— start of Page —

Writeup: IMO Shortlist 2002 N2

29 Apr, 2025

Problem Statement

Let $n \geq 2$ be a positive integer, with divisors $1 = d_{1} < d_{2} < \dots < d_{k} = n$ . Prove that $S = d_{1} d_{2} + d_{2} d_{3} + \dots + d_{k - 1} d_{k}$ is always less than $n^{2}$ , and determine when it is a divisor of $n^{2}$ .

My Solution

Fun problem that took me way longer that I should have! First, let's start with the second part:

Note that $S \geq d_{k} d_{k - 1} = \frac{n^{2}}{p}$ , where $p$ is the smallest prime divisor of $n$ . We know that $n^{2}$ 's largest divisor besides $n^{2}$ is $\frac{n^{2}}{p}$ , so if $S \geq \frac{n^{2}}{p}$ and $S < n^{2}$ , then we can only have $S | n^{2}$ if $S = d_{k} d_{k - 1}$ , i.e. $S$ has two divisors and therefore $S$ is prime. If we can prove $S < n^{2}$ , then we have successfully proven that $S | n^{2}$ iff $n$ is prime.

Now, we prove $S < n^{2}$ . Note that

\frac{S}{n^{2}} = \frac{1}{d_{k} d_{k - 1}} + \dots + \frac{1}{d_{2} d_{1}} \leq \sum_{i = 1} k - 1 \frac{1}{i (i + 1)} = 1 - \frac{1}{k} < 1

so $S < n^{2}$ and we're done.

— end of Page —
— start of Extracted entries —

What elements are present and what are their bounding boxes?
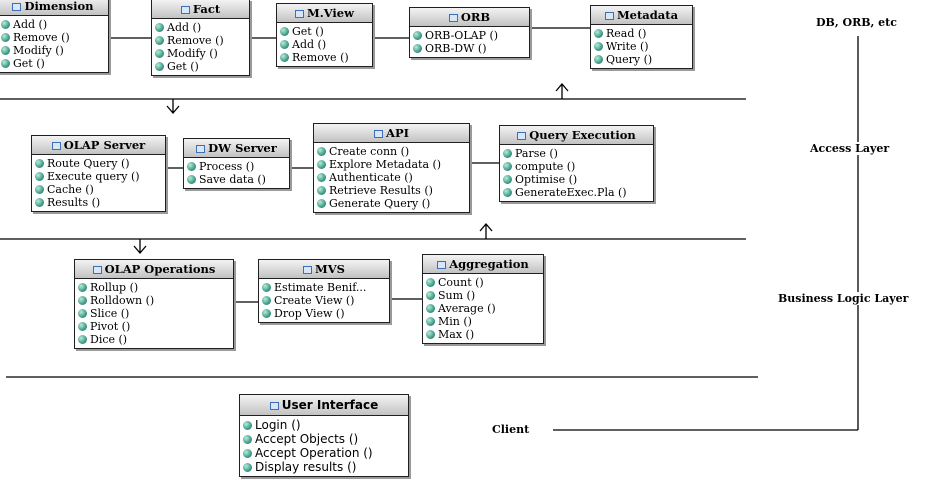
operation-item: Pivot (): [78, 320, 230, 333]
class-icon: [303, 266, 312, 274]
operation-item: Add (): [155, 21, 246, 34]
operation-icon: [78, 296, 87, 305]
class-name: Fact: [192, 2, 221, 16]
operation-icon: [1, 46, 10, 55]
operation-icon: [594, 29, 603, 38]
class-name: Metadata: [616, 8, 679, 22]
operations-list: [500, 145, 653, 201]
operation-icon: [78, 283, 87, 292]
class-name: M.View: [306, 6, 355, 20]
operation-item: Add (): [280, 38, 369, 51]
operations-list: [277, 23, 372, 66]
operation-item: Accept Objects (): [243, 432, 405, 446]
operation-item: Modify (): [1, 44, 105, 57]
operation-icon: [317, 173, 326, 182]
operation-icon: [155, 36, 164, 45]
operation-icon: [426, 278, 435, 287]
operation-item: Authenticate (): [317, 171, 466, 184]
class-name: OLAP Operations: [104, 262, 216, 276]
operation-icon: [413, 31, 422, 40]
operation-item: Parse (): [503, 147, 650, 160]
arrow-up-icon: [480, 224, 492, 239]
class-user-interface[interactable]: [239, 394, 409, 477]
operation-icon: [155, 23, 164, 32]
operation-icon: [317, 199, 326, 208]
operation-icon: [262, 296, 271, 305]
class-api[interactable]: [313, 123, 470, 213]
operation-item: ORB-DW (): [413, 42, 526, 55]
operation-item: compute (): [503, 160, 650, 173]
operation-item: Add (): [1, 18, 105, 31]
class-name: Query Execution: [529, 128, 636, 142]
operation-item: Remove (): [1, 31, 105, 44]
operation-item: Process (): [187, 160, 286, 173]
class-name: User Interface: [281, 398, 379, 412]
class-header: [0, 0, 108, 16]
layer-label-business: Business Logic Layer: [778, 292, 909, 305]
operation-item: Optimise (): [503, 173, 650, 186]
operation-icon: [594, 42, 603, 51]
operation-icon: [262, 309, 271, 318]
operation-icon: [243, 435, 252, 444]
class-dw-server[interactable]: [183, 138, 290, 189]
operation-item: Get (): [280, 25, 369, 38]
operation-item: Results (): [35, 196, 162, 209]
class-header: [591, 6, 692, 25]
operation-item: Remove (): [280, 51, 369, 64]
operation-item: Cache (): [35, 183, 162, 196]
layer-label-access: Access Layer: [810, 142, 890, 155]
operations-list: [75, 279, 233, 348]
operations-list: [259, 279, 389, 322]
class-header: [410, 8, 529, 27]
class-icon: [196, 145, 205, 153]
operation-item: Execute query (): [35, 170, 162, 183]
operation-icon: [262, 283, 271, 292]
operation-item: Sum (): [426, 289, 540, 302]
operation-item: Count (): [426, 276, 540, 289]
class-icon: [517, 132, 526, 140]
operation-icon: [317, 186, 326, 195]
operations-list: [410, 27, 529, 57]
class-header: [259, 260, 389, 279]
operation-item: Read (): [594, 27, 689, 40]
operation-icon: [243, 463, 252, 472]
class-name: MVS: [315, 262, 345, 276]
operation-item: Dice (): [78, 333, 230, 346]
operations-list: [240, 416, 408, 476]
class-icon: [449, 14, 458, 22]
class-mview[interactable]: [276, 3, 373, 67]
class-header: [423, 255, 543, 274]
operation-item: Retrieve Results (): [317, 184, 466, 197]
operation-item: Query (): [594, 53, 689, 66]
class-name: Aggregation: [449, 257, 529, 271]
operation-icon: [280, 53, 289, 62]
operation-icon: [78, 335, 87, 344]
class-header: [314, 124, 469, 143]
class-fact[interactable]: [151, 0, 250, 76]
arrow-down-icon: [134, 239, 146, 253]
class-icon: [374, 130, 383, 138]
class-query-execution[interactable]: [499, 125, 654, 202]
operation-icon: [426, 304, 435, 313]
class-icon: [437, 261, 446, 269]
operation-item: Average (): [426, 302, 540, 315]
class-header: [152, 0, 249, 19]
operation-icon: [426, 291, 435, 300]
arrow-up-icon: [556, 84, 568, 99]
class-icon: [93, 266, 102, 274]
operation-icon: [187, 175, 196, 184]
operation-item: Remove (): [155, 34, 246, 47]
operation-icon: [78, 309, 87, 318]
class-olap-operations[interactable]: [74, 259, 234, 349]
operation-icon: [426, 317, 435, 326]
operation-item: Modify (): [155, 47, 246, 60]
operation-icon: [243, 421, 252, 430]
class-header: [240, 395, 408, 416]
operation-item: Drop View (): [262, 307, 386, 320]
operation-icon: [503, 175, 512, 184]
class-header: [32, 136, 165, 155]
operations-list: [591, 25, 692, 68]
class-aggregation[interactable]: [422, 254, 544, 344]
class-name: API: [386, 126, 409, 140]
class-icon: [295, 10, 304, 18]
operation-icon: [426, 330, 435, 339]
operation-item: Slice (): [78, 307, 230, 320]
class-icon: [605, 12, 614, 20]
operations-list: [32, 155, 165, 211]
operation-icon: [503, 162, 512, 171]
operation-icon: [35, 185, 44, 194]
class-olap-server[interactable]: [31, 135, 166, 212]
operation-item: Max (): [426, 328, 540, 341]
class-dimension[interactable]: [0, 0, 109, 73]
operations-list: [0, 16, 108, 72]
operation-icon: [35, 159, 44, 168]
operation-item: Rollup (): [78, 281, 230, 294]
operation-icon: [1, 59, 10, 68]
operations-list: [152, 19, 249, 75]
class-name: OLAP Server: [63, 138, 146, 152]
class-header: [75, 260, 233, 279]
operation-item: Save data (): [187, 173, 286, 186]
class-mvs[interactable]: [258, 259, 390, 323]
operation-icon: [413, 44, 422, 53]
layer-label-db: DB, ORB, etc: [816, 16, 897, 29]
class-icon: [181, 6, 190, 14]
layer-label-client: Client: [492, 423, 530, 436]
operation-item: Min (): [426, 315, 540, 328]
arrow-down-icon: [167, 99, 179, 113]
class-icon: [12, 3, 21, 11]
class-icon: [52, 142, 61, 150]
operation-item: Write (): [594, 40, 689, 53]
operation-item: Get (): [155, 60, 246, 73]
operation-item: Login (): [243, 418, 405, 432]
operation-icon: [243, 449, 252, 458]
operations-list: [423, 274, 543, 343]
class-name: DW Server: [208, 141, 277, 155]
class-header: [184, 139, 289, 158]
operation-icon: [317, 147, 326, 156]
operation-icon: [503, 149, 512, 158]
operation-icon: [280, 27, 289, 36]
operations-list: [184, 158, 289, 188]
operation-icon: [594, 55, 603, 64]
operation-icon: [155, 49, 164, 58]
operation-icon: [35, 198, 44, 207]
operation-item: Get (): [1, 57, 105, 70]
operation-item: Generate Query (): [317, 197, 466, 210]
operation-item: Accept Operation (): [243, 446, 405, 460]
operation-icon: [317, 160, 326, 169]
operation-icon: [1, 20, 10, 29]
class-name: ORB: [460, 10, 491, 24]
class-orb[interactable]: [409, 7, 530, 58]
operation-item: Estimate Benif...: [262, 281, 386, 294]
operation-icon: [1, 33, 10, 42]
operation-icon: [503, 188, 512, 197]
operation-item: GenerateExec.Pla (): [503, 186, 650, 199]
operation-item: Route Query (): [35, 157, 162, 170]
operation-icon: [78, 322, 87, 331]
operation-icon: [155, 62, 164, 71]
operation-item: Display results (): [243, 460, 405, 474]
operations-list: [314, 143, 469, 212]
operation-item: ORB-OLAP (): [413, 29, 526, 42]
class-header: [500, 126, 653, 145]
class-icon: [270, 402, 279, 410]
operation-icon: [280, 40, 289, 49]
operation-item: Create conn (): [317, 145, 466, 158]
operation-item: Create View (): [262, 294, 386, 307]
class-metadata[interactable]: [590, 5, 693, 69]
operation-icon: [35, 172, 44, 181]
class-header: [277, 4, 372, 23]
operation-item: Rolldown (): [78, 294, 230, 307]
operation-icon: [187, 162, 196, 171]
class-name: Dimension: [24, 0, 94, 13]
operation-item: Explore Metadata (): [317, 158, 466, 171]
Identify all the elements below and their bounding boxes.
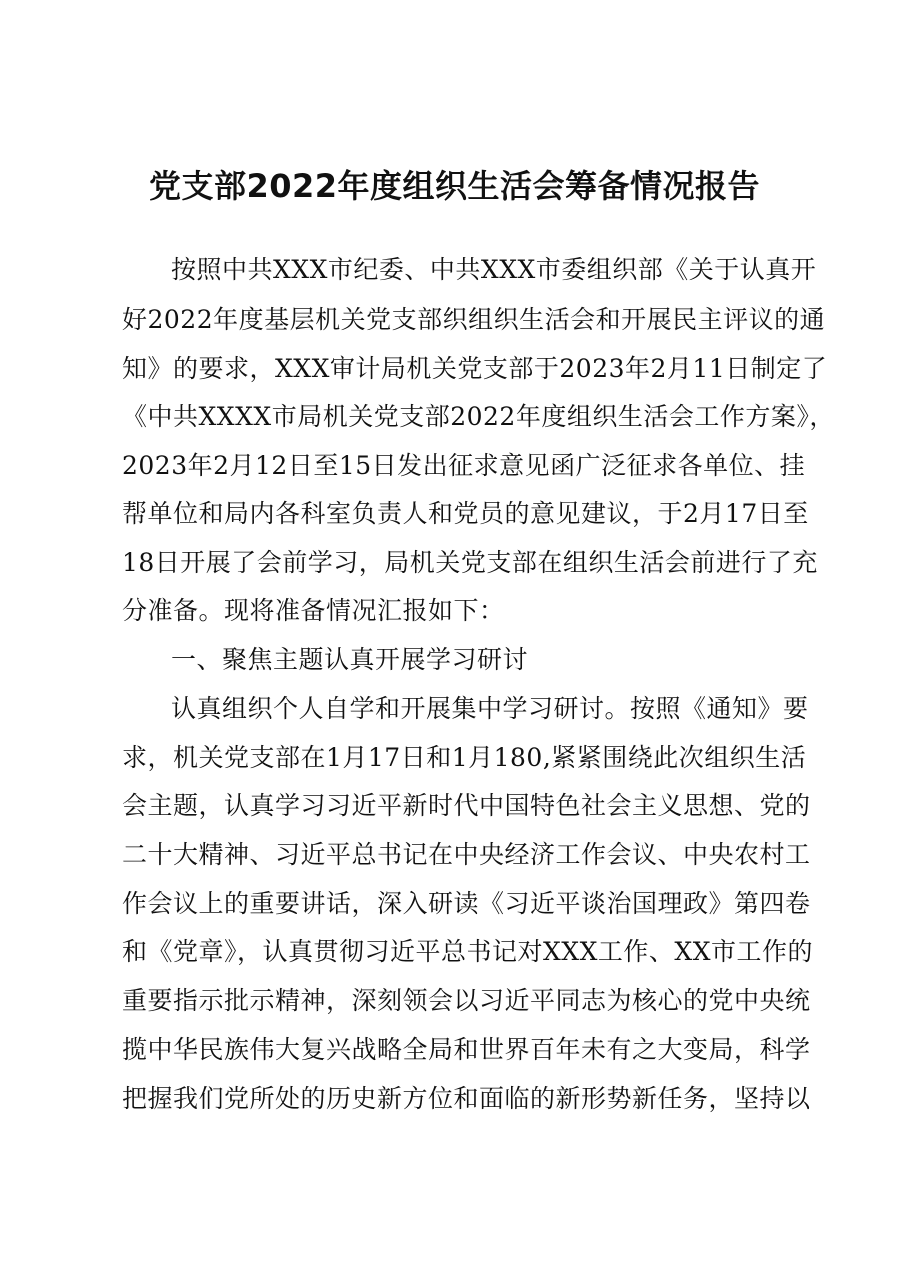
paragraph-line: 作会议上的重要讲话，深入研读《习近平谈治国理政》第四卷 [122,889,811,918]
paragraph-line: 认真组织个人自学和开展集中学习研讨。按照《通知》要 [171,694,809,723]
paragraph-line: 好2022年度基层机关党支部织组织生活会和开展民主评议的通 [122,305,826,334]
document-title: 党支部2022年度组织生活会筹备情况报告 [148,167,761,205]
paragraph-line: 求，机关党支部在1月17日和1月180,紧紧围绕此次组织生活 [122,743,807,772]
paragraph-line: 重要指示批示精神，深刻领会以习近平同志为核心的党中央统 [122,986,811,1015]
paragraph-line: 把握我们党所处的历史新方位和面临的新形势新任务，坚持以 [122,1084,811,1113]
paragraph-line: 二十大精神、习近平总书记在中央经济工作会议、中央农村工 [122,840,811,869]
paragraph-line: 按照中共XXX市纪委、中共XXX市委组织部《关于认真开 [171,255,817,284]
section-heading: 一、聚焦主题认真开展学习研讨 [171,645,529,674]
paragraph-line: 会主题，认真学习习近平新时代中国特色社会主义思想、党的 [122,791,811,820]
paragraph-line: 2023年2月12日至15日发出征求意见函广泛征求各单位、挂 [122,451,806,480]
paragraph-line: 《中共XXXX市局机关党支部2022年度组织生活会工作方案》， [122,402,835,431]
paragraph-line: 18日开展了会前学习，局机关党支部在组织生活会前进行了充 [122,548,818,577]
paragraph-line: 揽中华民族伟大复兴战略全局和世界百年未有之大变局，科学 [122,1035,811,1064]
paragraph-line: 和《党章》，认真贯彻习近平总书记对XXX工作、XX市工作的 [122,937,813,966]
paragraph-line: 知》的要求，XXX审计局机关党支部于2023年2月11日制定了 [122,354,828,383]
paragraph-line: 帮单位和局内各科室负责人和党员的意见建议，于2月17日至 [122,499,809,528]
paragraph-line: 分准备。现将准备情况汇报如下： [122,596,505,625]
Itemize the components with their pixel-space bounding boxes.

— end of Extracted entries —

**To do**
a) List every letter the writeup on IMO Shortlist 2002 N2 uses as a variable name, counting the indexed divisors $d_1, d_2, \dots$ as a single letter.
b) In the writeup on IMO Shortlist 2002 N2, what does $p$ stand for?

**Answers for this exercise**
a) n, d, k, S, p, i

b) $p$ is the smallest prime divisor of $n$.